** PROBLEM STATEMENT **
Exactly as written, retype the listing below, omitting the pictures.

** RECORDS SUPPLIED **
○ ○ ○
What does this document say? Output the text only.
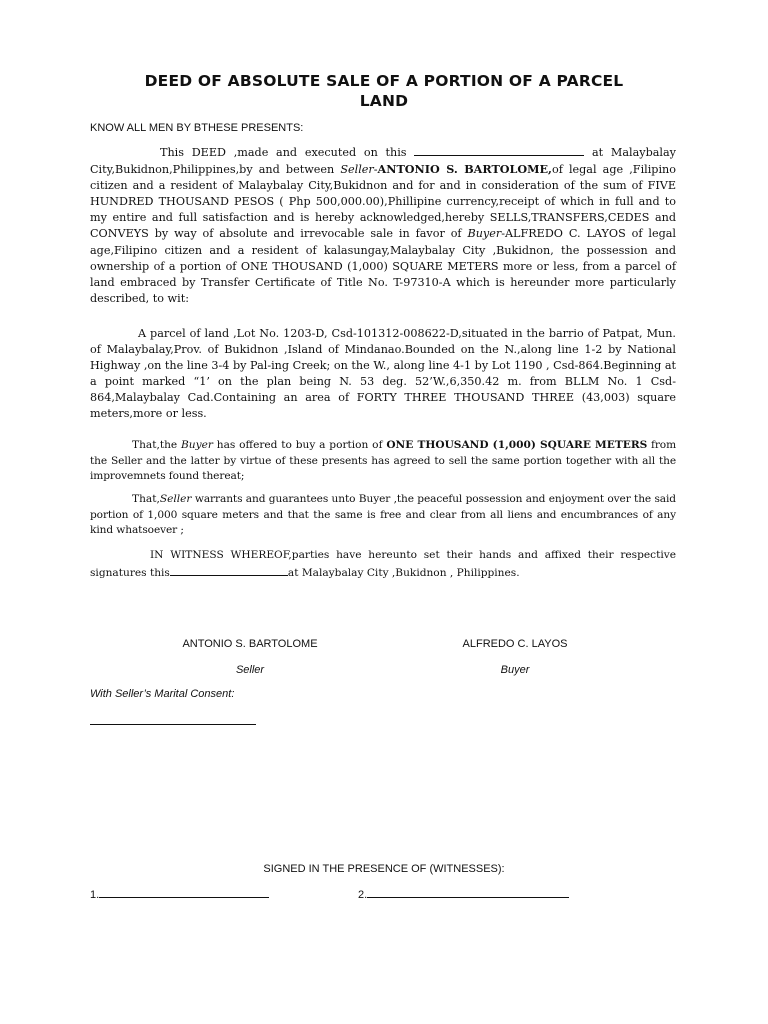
DEED OF ABSOLUTE SALE OF A PORTION OF A PARCEL
LAND
KNOW ALL MEN BY BTHESE PRESENTS:
This DEED ,made and executed on this	at Malaybalay City,Bukidnon,Philippines,by and between Seller-ANTONIO S. BARTOLOME,of legal age ,Filipino citizen and a resident of Malaybalay City,Bukidnon and for and in consideration of the sum of FIVE HUNDRED THOUSAND PESOS ( Php 500,000.00),Phillipine currency,receipt of which in full and to my entire and full satisfaction and is hereby acknowledged,hereby SELLS,TRANSFERS,CEDES and CONVEYS by way of absolute and irrevocable sale in favor of Buyer-ALFREDO C. LAYOS of legal age,Filipino citizen and a resident of kalasungay,Malaybalay City ,Bukidnon, the possession and ownership of a portion of ONE THOUSAND (1,000) SQUARE METERS more or less, from a parcel of land embraced by Transfer Certificate of Title No. T-97310-A which is hereunder more particularly described, to wit:
A parcel of land ,Lot No. 1203-D, Csd-101312-008622-D,situated in the barrio of Patpat, Mun. of Malaybalay,Prov. of Bukidnon ,Island of Mindanao.Bounded on the N.,along line 1-2 by National Highway ,on the line 3-4 by Pal-ing Creek; on the W., along line 4-1 by Lot 1190 , Csd-864.Beginning at a point marked “1’ on the plan being N. 53 deg. 52’W.,6,350.42 m. from BLLM No. 1 Csd-864,Malaybalay Cad.Containing an area of FORTY THREE THOUSAND THREE (43,003) square meters,more or less.
That,the Buyer has offered to buy a portion of ONE THOUSAND (1,000) SQUARE METERS from the Seller and the latter by virtue of these presents has agreed to sell the same portion together with all the improvemnets found thereat;
That,Seller warrants and guarantees unto Buyer ,the peaceful possession and enjoyment over the said portion of 1,000 square meters and that the same is free and clear from all liens and encumbrances of any kind whatsoever ;
IN WITNESS WHEREOF,parties have hereunto set their hands and affixed their respective signatures this	at Malaybalay City ,Bukidnon , Philippines.
ANTONIO S. BARTOLOME	ALFREDO C. LAYOS
Seller	Buyer
With Seller’s Marital Consent:
SIGNED IN THE PRESENCE OF (WITNESSES):
1.	2.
○ ○ ○
** OUTPUT FOR THIS EXERCISE **
What does this document say? Output the text only.
DEED OF ABSOLUTE SALE OF A PORTION OF A PARCEL
LAND
KNOW ALL MEN BY BTHESE PRESENTS:
This DEED ,made and executed on this	at Malaybalay City,Bukidnon,Philippines,by and between Seller-ANTONIO S. BARTOLOME,of legal age ,Filipino citizen and a resident of Malaybalay City,Bukidnon and for and in consideration of the sum of FIVE HUNDRED THOUSAND PESOS ( Php 500,000.00),Phillipine currency,receipt of which in full and to my entire and full satisfaction and is hereby acknowledged,hereby SELLS,TRANSFERS,CEDES and CONVEYS by way of absolute and irrevocable sale in favor of Buyer-ALFREDO C. LAYOS of legal age,Filipino citizen and a resident of kalasungay,Malaybalay City ,Bukidnon, the possession and ownership of a portion of ONE THOUSAND (1,000) SQUARE METERS more or less, from a parcel of land embraced by Transfer Certificate of Title No. T-97310-A which is hereunder more particularly described, to wit:
A parcel of land ,Lot No. 1203-D, Csd-101312-008622-D,situated in the barrio of Patpat, Mun. of Malaybalay,Prov. of Bukidnon ,Island of Mindanao.Bounded on the N.,along line 1-2 by National Highway ,on the line 3-4 by Pal-ing Creek; on the W., along line 4-1 by Lot 1190 , Csd-864.Beginning at a point marked “1’ on the plan being N. 53 deg. 52’W.,6,350.42 m. from BLLM No. 1 Csd-864,Malaybalay Cad.Containing an area of FORTY THREE THOUSAND THREE (43,003) square meters,more or less.
That,the Buyer has offered to buy a portion of ONE THOUSAND (1,000) SQUARE METERS from the Seller and the latter by virtue of these presents has agreed to sell the same portion together with all the improvemnets found thereat;
That,Seller warrants and guarantees unto Buyer ,the peaceful possession and enjoyment over the said portion of 1,000 square meters and that the same is free and clear from all liens and encumbrances of any kind whatsoever ;
IN WITNESS WHEREOF,parties have hereunto set their hands and affixed their respective signatures this	at Malaybalay City ,Bukidnon , Philippines.
ANTONIO S. BARTOLOME	ALFREDO C. LAYOS
Seller	Buyer
With Seller’s Marital Consent:
SIGNED IN THE PRESENCE OF (WITNESSES):
1.	2.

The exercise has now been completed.